Prompt → Print the listing below exactly.

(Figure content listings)
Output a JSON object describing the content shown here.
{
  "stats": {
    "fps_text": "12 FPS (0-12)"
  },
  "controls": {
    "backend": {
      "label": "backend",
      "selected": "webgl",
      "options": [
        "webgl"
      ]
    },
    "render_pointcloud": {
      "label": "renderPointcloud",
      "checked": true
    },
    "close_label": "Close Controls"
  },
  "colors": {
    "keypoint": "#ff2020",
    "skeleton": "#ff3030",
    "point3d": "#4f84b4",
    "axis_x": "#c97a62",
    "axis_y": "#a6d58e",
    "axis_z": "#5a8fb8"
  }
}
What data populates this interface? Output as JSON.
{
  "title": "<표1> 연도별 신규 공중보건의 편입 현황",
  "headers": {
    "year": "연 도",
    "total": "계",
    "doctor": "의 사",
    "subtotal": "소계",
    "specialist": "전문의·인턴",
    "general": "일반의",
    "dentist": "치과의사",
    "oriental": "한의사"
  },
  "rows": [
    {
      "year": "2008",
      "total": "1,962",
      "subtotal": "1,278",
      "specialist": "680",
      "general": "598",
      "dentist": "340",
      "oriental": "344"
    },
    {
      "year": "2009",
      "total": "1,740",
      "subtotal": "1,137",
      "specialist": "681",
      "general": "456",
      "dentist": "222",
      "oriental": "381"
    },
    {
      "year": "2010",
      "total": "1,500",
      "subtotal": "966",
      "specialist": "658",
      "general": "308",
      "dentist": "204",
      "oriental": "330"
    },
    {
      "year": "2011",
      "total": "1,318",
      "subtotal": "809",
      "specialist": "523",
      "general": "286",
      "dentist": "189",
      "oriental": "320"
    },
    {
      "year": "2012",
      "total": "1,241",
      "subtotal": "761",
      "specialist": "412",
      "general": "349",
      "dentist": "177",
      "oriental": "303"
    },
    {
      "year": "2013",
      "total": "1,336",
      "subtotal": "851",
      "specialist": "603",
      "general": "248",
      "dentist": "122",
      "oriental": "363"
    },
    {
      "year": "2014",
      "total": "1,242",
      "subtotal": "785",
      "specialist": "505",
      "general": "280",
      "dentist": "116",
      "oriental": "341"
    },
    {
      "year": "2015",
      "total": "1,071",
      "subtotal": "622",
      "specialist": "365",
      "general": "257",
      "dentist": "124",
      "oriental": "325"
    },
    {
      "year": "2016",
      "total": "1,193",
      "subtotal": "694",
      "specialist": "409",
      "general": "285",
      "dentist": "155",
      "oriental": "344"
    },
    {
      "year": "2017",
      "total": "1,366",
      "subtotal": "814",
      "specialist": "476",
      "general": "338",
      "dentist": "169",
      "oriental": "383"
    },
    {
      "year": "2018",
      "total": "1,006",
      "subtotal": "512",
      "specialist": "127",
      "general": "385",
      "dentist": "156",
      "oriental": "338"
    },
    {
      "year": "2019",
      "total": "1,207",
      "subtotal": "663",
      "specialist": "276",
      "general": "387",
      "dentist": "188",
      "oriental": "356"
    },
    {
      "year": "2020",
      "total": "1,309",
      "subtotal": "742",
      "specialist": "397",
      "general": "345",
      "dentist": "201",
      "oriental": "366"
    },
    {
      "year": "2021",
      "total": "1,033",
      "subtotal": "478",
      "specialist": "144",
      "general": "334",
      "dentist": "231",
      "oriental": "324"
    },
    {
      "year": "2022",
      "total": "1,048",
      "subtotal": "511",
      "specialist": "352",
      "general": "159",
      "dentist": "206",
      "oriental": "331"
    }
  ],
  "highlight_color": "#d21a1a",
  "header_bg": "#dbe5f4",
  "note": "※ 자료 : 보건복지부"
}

Correct response →
Output a JSON object describing the content shown here.
{
  "stats": {
    "fps_text": "12 FPS (0-12)"
  },
  "controls": {
    "backend": {
      "label": "backend",
      "selected": "webgl",
      "options": [
        "webgl"
      ]
    },
    "render_pointcloud": {
      "label": "renderPointcloud",
      "checked": true
    },
    "close_label": "Close Controls"
  },
  "colors": {
    "keypoint": "#ff2020",
    "skeleton": "#ff3030",
    "point3d": "#4f84b4",
    "axis_x": "#c97a62",
    "axis_y": "#a6d58e",
    "axis_z": "#5a8fb8"
  }
}
What data populates this interface? Output as JSON.
{
  "title": "<표1> 연도별 신규 공중보건의 편입 현황",
  "headers": {
    "year": "연 도",
    "total": "계",
    "doctor": "의 사",
    "subtotal": "소계",
    "specialist": "전문의·인턴",
    "general": "일반의",
    "dentist": "치과의사",
    "oriental": "한의사"
  },
  "rows": [
    {
      "year": "2008",
      "total": "1,962",
      "subtotal": "1,278",
      "specialist": "680",
      "general": "598",
      "dentist": "340",
      "oriental": "344"
    },
    {
      "year": "2009",
      "total": "1,740",
      "subtotal": "1,137",
      "specialist": "681",
      "general": "456",
      "dentist": "222",
      "oriental": "381"
    },
    {
      "year": "2010",
      "total": "1,500",
      "subtotal": "966",
      "specialist": "658",
      "general": "308",
      "dentist": "204",
      "oriental": "330"
    },
    {
      "year": "2011",
      "total": "1,318",
      "subtotal": "809",
      "specialist": "523",
      "general": "286",
      "dentist": "189",
      "oriental": "320"
    },
    {
      "year": "2012",
      "total": "1,241",
      "subtotal": "761",
      "specialist": "412",
      "general": "349",
      "dentist": "177",
      "oriental": "303"
    },
    {
      "year": "2013",
      "total": "1,336",
      "subtotal": "851",
      "specialist": "603",
      "general": "248",
      "dentist": "122",
      "oriental": "363"
    },
    {
      "year": "2014",
      "total": "1,242",
      "subtotal": "785",
      "specialist": "505",
      "general": "280",
      "dentist": "116",
      "oriental": "341"
    },
    {
      "year": "2015",
      "total": "1,071",
      "subtotal": "622",
      "specialist": "365",
      "general": "257",
      "dentist": "124",
      "oriental": "325"
    },
    {
      "year": "2016",
      "total": "1,193",
      "subtotal": "694",
      "specialist": "409",
      "general": "285",
      "dentist": "155",
      "oriental": "344"
    },
    {
      "year": "2017",
      "total": "1,366",
      "subtotal": "814",
      "specialist": "476",
      "general": "338",
      "dentist": "169",
      "oriental": "383"
    },
    {
      "year": "2018",
      "total": "1,006",
      "subtotal": "512",
      "specialist": "127",
      "general": "385",
      "dentist": "156",
      "oriental": "338"
    },
    {
      "year": "2019",
      "total": "1,207",
      "subtotal": "663",
      "specialist": "276",
      "general": "387",
      "dentist": "188",
      "oriental": "356"
    },
    {
      "year": "2020",
      "total": "1,309",
      "subtotal": "742",
      "specialist": "397",
      "general": "345",
      "dentist": "201",
      "oriental": "366"
    },
    {
      "year": "2021",
      "total": "1,033",
      "subtotal": "478",
      "specialist": "144",
      "general": "334",
      "dentist": "231",
      "oriental": "324"
    },
    {
      "year": "2022",
      "total": "1,048",
      "subtotal": "511",
      "specialist": "352",
      "general": "159",
      "dentist": "206",
      "oriental": "331"
    }
  ],
  "highlight_color": "#d21a1a",
  "header_bg": "#dbe5f4",
  "note": "※ 자료 : 보건복지부"
}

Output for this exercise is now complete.